▶ **Task requirements**:
1 > For each statement (a), (b) and (c), say whether it agrees with the passage on tree checkboxes. Answer yes or no, and quote the words of the passage that decide it.

(a) The default checkbox-child-function returns (values parent-status nil t).
(b) checkbox-change-callback is called before the new statuses of an item's ancestors are resolved.
(c) An item that has been collapsed has no children.
2 > Carry on the passage on tree checkboxes from its final sentence.

▶ **Source passage**:
------------------------------------
By default checkboxes have three statuses indicated by images: un-checked(0), gray-checked(1) and checked(2). If an item is checked or un-checked, then all its descendants have the same status. If an item is gray-checked, then its descendants have various statuses. When the status of an item changes, all the descendants of that item change to the same status, and all its ancestors change to gray-checked.

For non-default status-changing behavior, specify checkbox-next-map . The value can be

When the status of an item is changed, the statuses of items above and below it in the tree may also be changed: the system recurses up and down the tree using checkbox-parent-function and checkbox-child-function respectively.

To recurse upwards, checkbox-parent-function is called on the parent with five arguments: the parent, the parent's status, the item, the item's status and an flag which is non-nil if all the items at the same level as the item now have the same status:

checkbox-parent-function parent parent-status item item-status all-items-same-p => new-parent-status , recurse-up , recurse-down

If new-parent-status differs from parent-status , then the status of parent is set to new-parent-status . If recurse-up is non-nil, then the system recurses up from parent, and if recurse-down is non-nil, the system recurses down. The default checkbox-parent-function returns (values new-item-status t nil) where new-item-status is item-status if all-items-same-p is non-nil and 1 otherwise.

To recurse downwards, checkbox-child-function is called on each child with four arguments and the results are used similarly to those of checkbox-parent-function :

checkbox-child-function child child-status item item-status => new-child-status , recurse-up , recurse-down

The default checkbox-child-function returns (values parent-status nil t).

Note: if an item has never been expanded, then it has no children. If an item has been collapsed, then it has children even though they are not currently visible.

checkbox-parent-function and checkbox-child-function should not modify the tree in any way.

checkbox-change-callback takes three arguments: the tree, a list of items and their new status:

checkbox-change-callback tree items new-status

This is called after the new statuses of items and their ancestors and descendants have been resolved.
------------------------------------
▶ **Dataset content**:
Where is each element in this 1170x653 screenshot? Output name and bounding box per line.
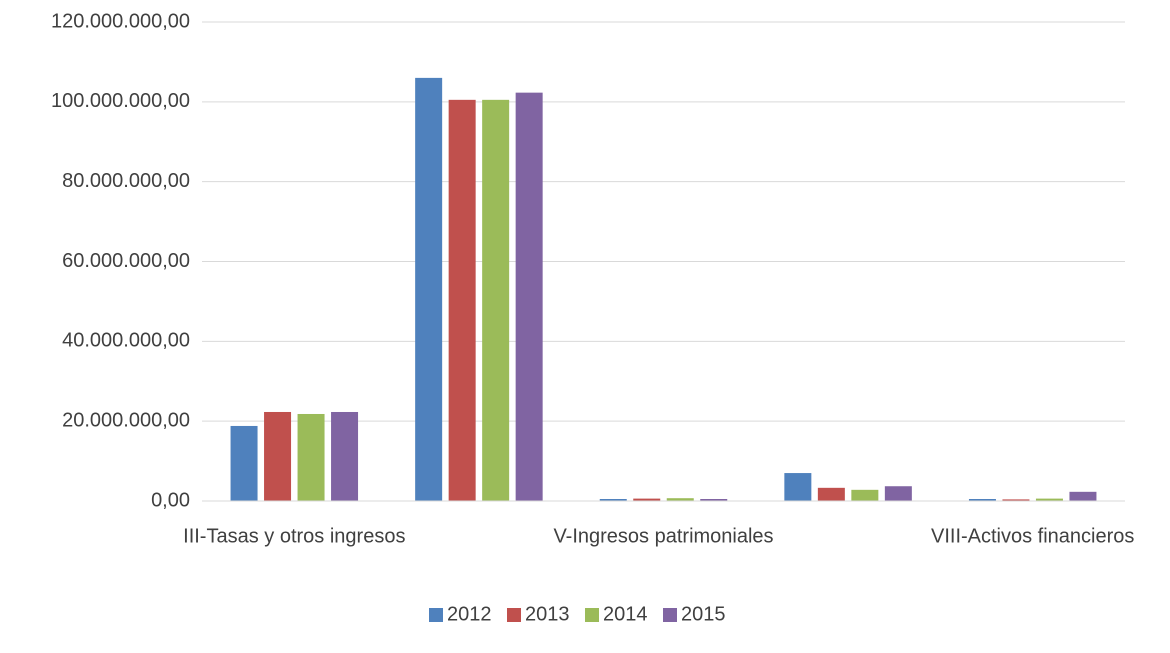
------------------------------------
▶ **Responses to the tasks**:
1 >
(a) Yes: "The default checkbox-child-function returns (values parent-status nil t)."
(b) No: "This is called after the new statuses of items and their ancestors and descendants have been resolved."
(c) No: "If an item has been collapsed, then it has children even though they are not currently visible."

2 >
checkbox-initial-status is used the first time that each specified item, which can be anywhere in the tree, appears. The value is a list of conses of items and their initial statuses, for example ((item1. 2) (item2. 0)). When item is displayed, its status is set from this list or, if item is not specified, from checkbox-status . Items are removed from the list when they are displayed and setting the list does not affect the checkbox status of items that have already been displayed. Note that check boxes are not supported on Cocoa.

The default value of vertical-scroll in a tree-view is t.

  1. Since the items of a tree view are not computed until display time, the choice initarg :selected-item has no effect. See the examples in interface-display for a way to set the selected item in a tree view.
  2. Although tree-view is a subclass of collection, it does its own items handling and you must not access its items and related slots directly. In particular for tree-view do not pass :items, :items-count-function, :items-get-function or :items-map-function, and do not use the corresponding accessors.
  3. On Microsoft Windows, the system always sets the input focus to the tree-view after its selection-callback returns. If you need this callback to set the focus elsewhere, call set-pane-focus outside the callback, like this:
(mp:process-send process
  (list 'capi:set-pane-focus pane

This example shows how to combine an XML parser with tree-view to display an RSS file.

(example-edit-file "capi/applications/rss-reader")

There are further examples in Self-contained examples.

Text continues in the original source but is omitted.